──────── RECORD LIST
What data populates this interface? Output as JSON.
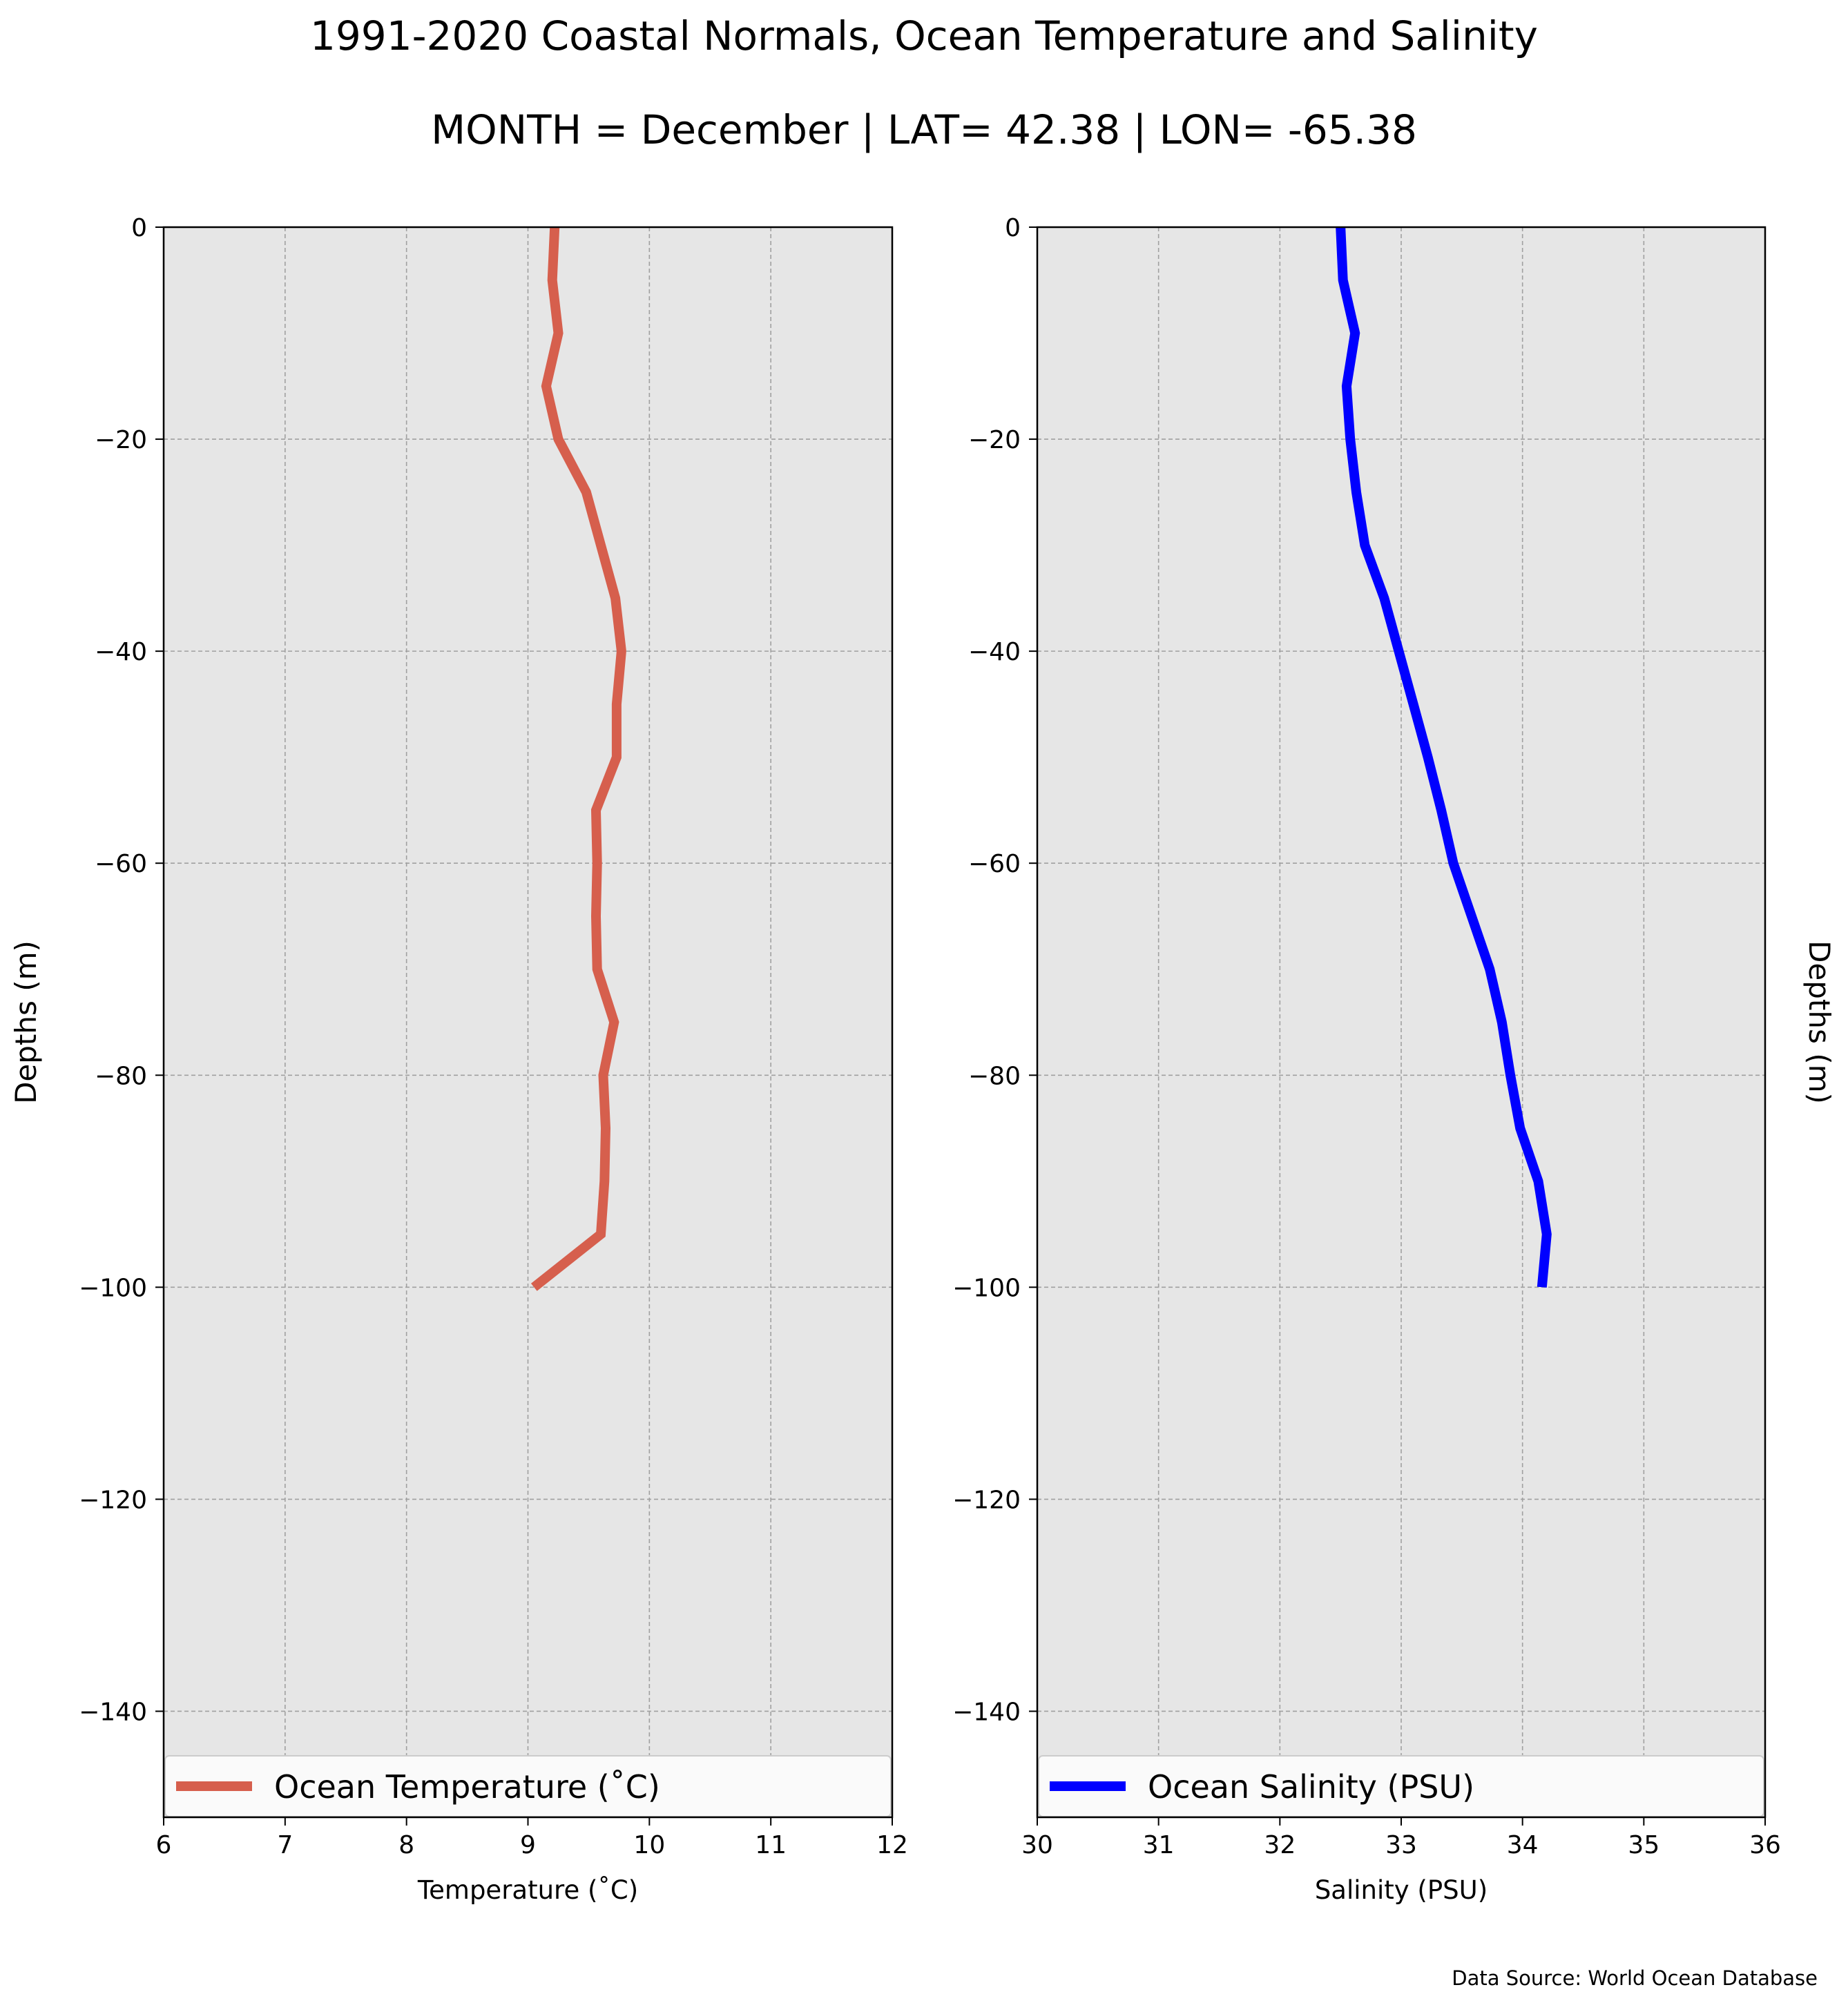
{
  "figure": {
    "title": "1991-2020 Coastal Normals, Ocean Temperature and Salinity",
    "subtitle": "MONTH = December | LAT= 42.38 | LON= -65.38",
    "source_note": "Data Source: World Ocean Database"
  },
  "chart_data": [
    {
      "type": "line",
      "xlabel": "Temperature ($^\\circ$C)",
      "xlabel_display": "Temperature (˚C)",
      "ylabel": "Depths (m)",
      "xlim": [
        6,
        12
      ],
      "ylim": [
        -150,
        0
      ],
      "xticks": [
        6,
        7,
        8,
        9,
        10,
        11,
        12
      ],
      "yticks": [
        0,
        -20,
        -40,
        -60,
        -80,
        -100,
        -120,
        -140
      ],
      "ytick_labels": [
        "0",
        "−20",
        "−40",
        "−60",
        "−80",
        "−100",
        "−120",
        "−140"
      ],
      "grid": true,
      "legend_position": "bottom",
      "series": [
        {
          "name": "Ocean Temperature (˚C)",
          "color": "#d65f4d",
          "y": [
            0,
            -5,
            -10,
            -15,
            -20,
            -25,
            -30,
            -35,
            -40,
            -45,
            -50,
            -55,
            -60,
            -65,
            -70,
            -75,
            -80,
            -85,
            -90,
            -95,
            -100
          ],
          "x": [
            9.22,
            9.2,
            9.25,
            9.15,
            9.25,
            9.48,
            9.6,
            9.72,
            9.77,
            9.73,
            9.73,
            9.56,
            9.57,
            9.56,
            9.57,
            9.71,
            9.62,
            9.64,
            9.63,
            9.6,
            9.05
          ]
        }
      ]
    },
    {
      "type": "line",
      "xlabel": "Salinity (PSU)",
      "ylabel": "Depths (m)",
      "xlim": [
        30,
        36
      ],
      "ylim": [
        -150,
        0
      ],
      "xticks": [
        30,
        31,
        32,
        33,
        34,
        35,
        36
      ],
      "yticks": [
        0,
        -20,
        -40,
        -60,
        -80,
        -100,
        -120,
        -140
      ],
      "ytick_labels": [
        "0",
        "−20",
        "−40",
        "−60",
        "−80",
        "−100",
        "−120",
        "−140"
      ],
      "grid": true,
      "legend_position": "bottom",
      "series": [
        {
          "name": "Ocean Salinity (PSU)",
          "color": "#0000ff",
          "y": [
            0,
            -5,
            -10,
            -15,
            -20,
            -25,
            -30,
            -35,
            -40,
            -45,
            -50,
            -55,
            -60,
            -65,
            -70,
            -75,
            -80,
            -85,
            -90,
            -95,
            -100
          ],
          "x": [
            32.5,
            32.52,
            32.62,
            32.55,
            32.58,
            32.63,
            32.7,
            32.86,
            32.98,
            33.1,
            33.22,
            33.33,
            33.43,
            33.58,
            33.73,
            33.83,
            33.9,
            33.98,
            34.13,
            34.2,
            34.16
          ]
        }
      ]
    }
  ]
}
────────────────
**DIRECTION**
Collect every line above that contains the word "Ocean".

**FINISHED ANSWER**
    "title": "1991-2020 Coastal Normals, Ocean Temperature and Salinity",
    "source_note": "Data Source: World Ocean Database"
          "name": "Ocean Temperature (˚C)",
          "name": "Ocean Salinity (PSU)",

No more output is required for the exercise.